Records for the task:
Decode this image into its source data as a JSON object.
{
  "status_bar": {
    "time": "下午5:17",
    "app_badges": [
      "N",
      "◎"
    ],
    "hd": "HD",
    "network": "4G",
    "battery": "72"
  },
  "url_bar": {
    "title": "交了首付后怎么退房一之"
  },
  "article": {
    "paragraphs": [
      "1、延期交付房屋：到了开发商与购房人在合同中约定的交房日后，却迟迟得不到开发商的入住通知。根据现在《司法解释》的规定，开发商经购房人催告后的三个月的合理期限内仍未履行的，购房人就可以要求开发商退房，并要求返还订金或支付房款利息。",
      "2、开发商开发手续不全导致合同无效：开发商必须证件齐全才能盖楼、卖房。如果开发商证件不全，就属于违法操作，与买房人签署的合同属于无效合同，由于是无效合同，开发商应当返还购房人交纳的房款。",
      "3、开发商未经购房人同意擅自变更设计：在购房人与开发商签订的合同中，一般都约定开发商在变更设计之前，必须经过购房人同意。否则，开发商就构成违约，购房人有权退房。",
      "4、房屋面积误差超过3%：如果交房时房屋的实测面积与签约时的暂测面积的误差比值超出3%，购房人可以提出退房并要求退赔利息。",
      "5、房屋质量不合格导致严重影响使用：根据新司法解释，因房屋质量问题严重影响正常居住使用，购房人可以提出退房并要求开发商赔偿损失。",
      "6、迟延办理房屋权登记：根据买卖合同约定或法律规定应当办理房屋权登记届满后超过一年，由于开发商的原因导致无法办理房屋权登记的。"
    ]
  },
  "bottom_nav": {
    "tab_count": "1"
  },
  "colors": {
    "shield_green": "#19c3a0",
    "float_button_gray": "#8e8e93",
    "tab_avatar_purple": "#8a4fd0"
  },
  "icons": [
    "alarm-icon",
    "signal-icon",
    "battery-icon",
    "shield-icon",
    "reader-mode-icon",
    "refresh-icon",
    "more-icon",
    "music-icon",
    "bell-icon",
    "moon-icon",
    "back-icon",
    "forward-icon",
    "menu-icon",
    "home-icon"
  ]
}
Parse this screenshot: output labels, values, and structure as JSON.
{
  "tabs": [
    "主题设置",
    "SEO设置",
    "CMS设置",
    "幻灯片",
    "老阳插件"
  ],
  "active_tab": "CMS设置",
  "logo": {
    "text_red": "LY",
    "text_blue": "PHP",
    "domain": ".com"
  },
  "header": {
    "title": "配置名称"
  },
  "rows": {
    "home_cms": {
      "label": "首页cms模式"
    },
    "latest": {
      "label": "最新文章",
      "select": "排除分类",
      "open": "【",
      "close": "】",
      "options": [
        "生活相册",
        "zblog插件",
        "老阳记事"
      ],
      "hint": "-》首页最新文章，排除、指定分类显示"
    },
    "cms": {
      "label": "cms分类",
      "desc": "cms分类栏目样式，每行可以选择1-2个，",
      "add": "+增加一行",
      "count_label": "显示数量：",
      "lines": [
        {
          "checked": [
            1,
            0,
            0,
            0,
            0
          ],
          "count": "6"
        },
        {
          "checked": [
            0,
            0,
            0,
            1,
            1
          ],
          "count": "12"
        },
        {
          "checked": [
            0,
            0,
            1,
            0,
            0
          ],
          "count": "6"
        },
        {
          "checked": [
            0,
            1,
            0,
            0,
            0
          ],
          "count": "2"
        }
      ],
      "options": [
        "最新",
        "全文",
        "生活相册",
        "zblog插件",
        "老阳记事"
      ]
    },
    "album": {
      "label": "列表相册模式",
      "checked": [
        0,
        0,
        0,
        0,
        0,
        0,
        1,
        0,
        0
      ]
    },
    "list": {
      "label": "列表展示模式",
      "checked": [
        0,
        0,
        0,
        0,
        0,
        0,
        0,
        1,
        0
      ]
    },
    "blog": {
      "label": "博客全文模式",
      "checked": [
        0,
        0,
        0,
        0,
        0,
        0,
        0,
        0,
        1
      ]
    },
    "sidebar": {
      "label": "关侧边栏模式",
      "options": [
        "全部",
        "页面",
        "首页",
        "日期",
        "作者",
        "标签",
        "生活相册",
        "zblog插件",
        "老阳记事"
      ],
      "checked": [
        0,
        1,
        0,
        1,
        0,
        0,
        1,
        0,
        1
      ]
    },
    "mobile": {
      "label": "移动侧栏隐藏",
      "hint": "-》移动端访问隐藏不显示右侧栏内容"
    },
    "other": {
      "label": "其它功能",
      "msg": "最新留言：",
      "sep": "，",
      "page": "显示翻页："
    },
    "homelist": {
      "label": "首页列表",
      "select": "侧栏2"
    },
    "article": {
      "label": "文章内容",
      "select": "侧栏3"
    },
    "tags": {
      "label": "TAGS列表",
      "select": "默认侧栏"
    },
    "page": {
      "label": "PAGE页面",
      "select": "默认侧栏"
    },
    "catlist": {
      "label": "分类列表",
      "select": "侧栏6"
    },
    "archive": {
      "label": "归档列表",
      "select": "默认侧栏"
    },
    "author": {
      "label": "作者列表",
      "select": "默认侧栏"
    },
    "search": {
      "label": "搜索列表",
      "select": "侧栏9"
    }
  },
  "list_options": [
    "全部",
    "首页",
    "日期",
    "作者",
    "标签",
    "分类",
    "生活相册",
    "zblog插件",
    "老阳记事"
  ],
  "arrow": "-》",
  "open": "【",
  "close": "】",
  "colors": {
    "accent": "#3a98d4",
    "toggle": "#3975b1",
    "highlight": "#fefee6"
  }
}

What you need to do: Exactly reproduce every line found in the records.

Full response:
Decode this image into its source data as a JSON object.
{
  "status_bar": {
    "time": "下午5:17",
    "app_badges": [
      "N",
      "◎"
    ],
    "hd": "HD",
    "network": "4G",
    "battery": "72"
  },
  "url_bar": {
    "title": "交了首付后怎么退房一之"
  },
  "article": {
    "paragraphs": [
      "1、延期交付房屋：到了开发商与购房人在合同中约定的交房日后，却迟迟得不到开发商的入住通知。根据现在《司法解释》的规定，开发商经购房人催告后的三个月的合理期限内仍未履行的，购房人就可以要求开发商退房，并要求返还订金或支付房款利息。",
      "2、开发商开发手续不全导致合同无效：开发商必须证件齐全才能盖楼、卖房。如果开发商证件不全，就属于违法操作，与买房人签署的合同属于无效合同，由于是无效合同，开发商应当返还购房人交纳的房款。",
      "3、开发商未经购房人同意擅自变更设计：在购房人与开发商签订的合同中，一般都约定开发商在变更设计之前，必须经过购房人同意。否则，开发商就构成违约，购房人有权退房。",
      "4、房屋面积误差超过3%：如果交房时房屋的实测面积与签约时的暂测面积的误差比值超出3%，购房人可以提出退房并要求退赔利息。",
      "5、房屋质量不合格导致严重影响使用：根据新司法解释，因房屋质量问题严重影响正常居住使用，购房人可以提出退房并要求开发商赔偿损失。",
      "6、迟延办理房屋权登记：根据买卖合同约定或法律规定应当办理房屋权登记届满后超过一年，由于开发商的原因导致无法办理房屋权登记的。"
    ]
  },
  "bottom_nav": {
    "tab_count": "1"
  },
  "colors": {
    "shield_green": "#19c3a0",
    "float_button_gray": "#8e8e93",
    "tab_avatar_purple": "#8a4fd0"
  },
  "icons": [
    "alarm-icon",
    "signal-icon",
    "battery-icon",
    "shield-icon",
    "reader-mode-icon",
    "refresh-icon",
    "more-icon",
    "music-icon",
    "bell-icon",
    "moon-icon",
    "back-icon",
    "forward-icon",
    "menu-icon",
    "home-icon"
  ]
}
Parse this screenshot: output labels, values, and structure as JSON.
{
  "tabs": [
    "主题设置",
    "SEO设置",
    "CMS设置",
    "幻灯片",
    "老阳插件"
  ],
  "active_tab": "CMS设置",
  "logo": {
    "text_red": "LY",
    "text_blue": "PHP",
    "domain": ".com"
  },
  "header": {
    "title": "配置名称"
  },
  "rows": {
    "home_cms": {
      "label": "首页cms模式"
    },
    "latest": {
      "label": "最新文章",
      "select": "排除分类",
      "open": "【",
      "close": "】",
      "options": [
        "生活相册",
        "zblog插件",
        "老阳记事"
      ],
      "hint": "-》首页最新文章，排除、指定分类显示"
    },
    "cms": {
      "label": "cms分类",
      "desc": "cms分类栏目样式，每行可以选择1-2个，",
      "add": "+增加一行",
      "count_label": "显示数量：",
      "lines": [
        {
          "checked": [
            1,
            0,
            0,
            0,
            0
          ],
          "count": "6"
        },
        {
          "checked": [
            0,
            0,
            0,
            1,
            1
          ],
          "count": "12"
        },
        {
          "checked": [
            0,
            0,
            1,
            0,
            0
          ],
          "count": "6"
        },
        {
          "checked": [
            0,
            1,
            0,
            0,
            0
          ],
          "count": "2"
        }
      ],
      "options": [
        "最新",
        "全文",
        "生活相册",
        "zblog插件",
        "老阳记事"
      ]
    },
    "album": {
      "label": "列表相册模式",
      "checked": [
        0,
        0,
        0,
        0,
        0,
        0,
        1,
        0,
        0
      ]
    },
    "list": {
      "label": "列表展示模式",
      "checked": [
        0,
        0,
        0,
        0,
        0,
        0,
        0,
        1,
        0
      ]
    },
    "blog": {
      "label": "博客全文模式",
      "checked": [
        0,
        0,
        0,
        0,
        0,
        0,
        0,
        0,
        1
      ]
    },
    "sidebar": {
      "label": "关侧边栏模式",
      "options": [
        "全部",
        "页面",
        "首页",
        "日期",
        "作者",
        "标签",
        "生活相册",
        "zblog插件",
        "老阳记事"
      ],
      "checked": [
        0,
        1,
        0,
        1,
        0,
        0,
        1,
        0,
        1
      ]
    },
    "mobile": {
      "label": "移动侧栏隐藏",
      "hint": "-》移动端访问隐藏不显示右侧栏内容"
    },
    "other": {
      "label": "其它功能",
      "msg": "最新留言：",
      "sep": "，",
      "page": "显示翻页："
    },
    "homelist": {
      "label": "首页列表",
      "select": "侧栏2"
    },
    "article": {
      "label": "文章内容",
      "select": "侧栏3"
    },
    "tags": {
      "label": "TAGS列表",
      "select": "默认侧栏"
    },
    "page": {
      "label": "PAGE页面",
      "select": "默认侧栏"
    },
    "catlist": {
      "label": "分类列表",
      "select": "侧栏6"
    },
    "archive": {
      "label": "归档列表",
      "select": "默认侧栏"
    },
    "author": {
      "label": "作者列表",
      "select": "默认侧栏"
    },
    "search": {
      "label": "搜索列表",
      "select": "侧栏9"
    }
  },
  "list_options": [
    "全部",
    "首页",
    "日期",
    "作者",
    "标签",
    "分类",
    "生活相册",
    "zblog插件",
    "老阳记事"
  ],
  "arrow": "-》",
  "open": "【",
  "close": "】",
  "colors": {
    "accent": "#3a98d4",
    "toggle": "#3975b1",
    "highlight": "#fefee6"
  }
}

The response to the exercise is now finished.